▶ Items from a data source
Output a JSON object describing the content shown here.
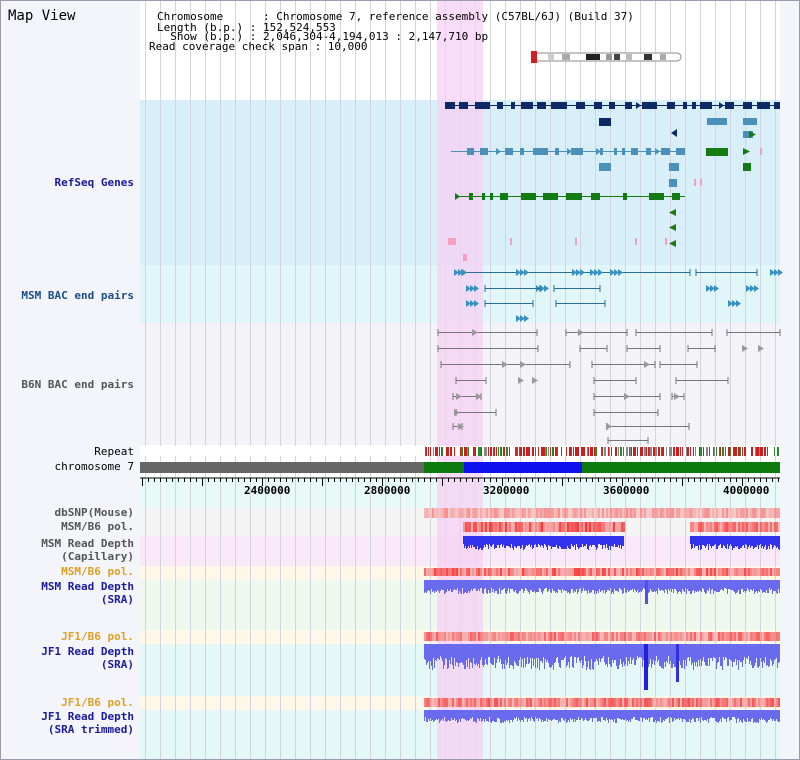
{
  "title": "Map View",
  "info": {
    "line1": "Chromosome      : Chromosome 7, reference assembly (C57BL/6J) (Build 37)",
    "line2": "Length (b.p.) : 152,524,553",
    "line3": "  Show (b.p.) : 2,046,304-4,194,013 : 2,147,710 bp",
    "line4": "Read coverage check span : 10,000"
  },
  "tracks": {
    "refseq": "RefSeq Genes",
    "msm_bac": "MSM BAC end pairs",
    "b6n_bac": "B6N BAC end pairs",
    "repeat": "Repeat",
    "chromosome": "chromosome 7",
    "dbsnp": "dbSNP(Mouse)",
    "msm_pol": "MSM/B6 pol.",
    "msm_cap_1": "MSM Read Depth",
    "msm_cap_2": "(Capillary)",
    "msm_pol2": "MSM/B6 pol.",
    "msm_sra_1": "MSM Read Depth",
    "msm_sra_2": "(SRA)",
    "jf1_pol": "JF1/B6 pol.",
    "jf1_sra_1": "JF1 Read Depth",
    "jf1_sra_2": "(SRA)",
    "jf1_pol2": "JF1/B6 pol.",
    "jf1_trim_1": "JF1 Read Depth",
    "jf1_trim_2": "(SRA trimmed)"
  },
  "ruler": {
    "ticks": [
      "2400000",
      "2800000",
      "3200000",
      "3600000",
      "4000000"
    ]
  },
  "colors": {
    "refseq_bg": "#d8eef8",
    "msm_bac_bg": "#e0f6f8",
    "b6n_bg": "#f4f4f8",
    "highlight": "#f7d0f4",
    "gene_navy": "#0d2a66",
    "gene_steel": "#4a90b8",
    "gene_green": "#147a14",
    "chrom_gray": "#666666",
    "chrom_green": "#0c7a0c",
    "chrom_blue": "#1010ee",
    "depth_blue": "#6a6aee"
  }
}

▶ WHAT IS BEING ASKED
Write the records above out again exactly, with no pictures in your copy.

▶ EXERCISE RESULT
Output a JSON object describing the content shown here.
{
  "title": "Map View",
  "info": {
    "line1": "Chromosome      : Chromosome 7, reference assembly (C57BL/6J) (Build 37)",
    "line2": "Length (b.p.) : 152,524,553",
    "line3": "  Show (b.p.) : 2,046,304-4,194,013 : 2,147,710 bp",
    "line4": "Read coverage check span : 10,000"
  },
  "tracks": {
    "refseq": "RefSeq Genes",
    "msm_bac": "MSM BAC end pairs",
    "b6n_bac": "B6N BAC end pairs",
    "repeat": "Repeat",
    "chromosome": "chromosome 7",
    "dbsnp": "dbSNP(Mouse)",
    "msm_pol": "MSM/B6 pol.",
    "msm_cap_1": "MSM Read Depth",
    "msm_cap_2": "(Capillary)",
    "msm_pol2": "MSM/B6 pol.",
    "msm_sra_1": "MSM Read Depth",
    "msm_sra_2": "(SRA)",
    "jf1_pol": "JF1/B6 pol.",
    "jf1_sra_1": "JF1 Read Depth",
    "jf1_sra_2": "(SRA)",
    "jf1_pol2": "JF1/B6 pol.",
    "jf1_trim_1": "JF1 Read Depth",
    "jf1_trim_2": "(SRA trimmed)"
  },
  "ruler": {
    "ticks": [
      "2400000",
      "2800000",
      "3200000",
      "3600000",
      "4000000"
    ]
  },
  "colors": {
    "refseq_bg": "#d8eef8",
    "msm_bac_bg": "#e0f6f8",
    "b6n_bg": "#f4f4f8",
    "highlight": "#f7d0f4",
    "gene_navy": "#0d2a66",
    "gene_steel": "#4a90b8",
    "gene_green": "#147a14",
    "chrom_gray": "#666666",
    "chrom_green": "#0c7a0c",
    "chrom_blue": "#1010ee",
    "depth_blue": "#6a6aee"
  }
}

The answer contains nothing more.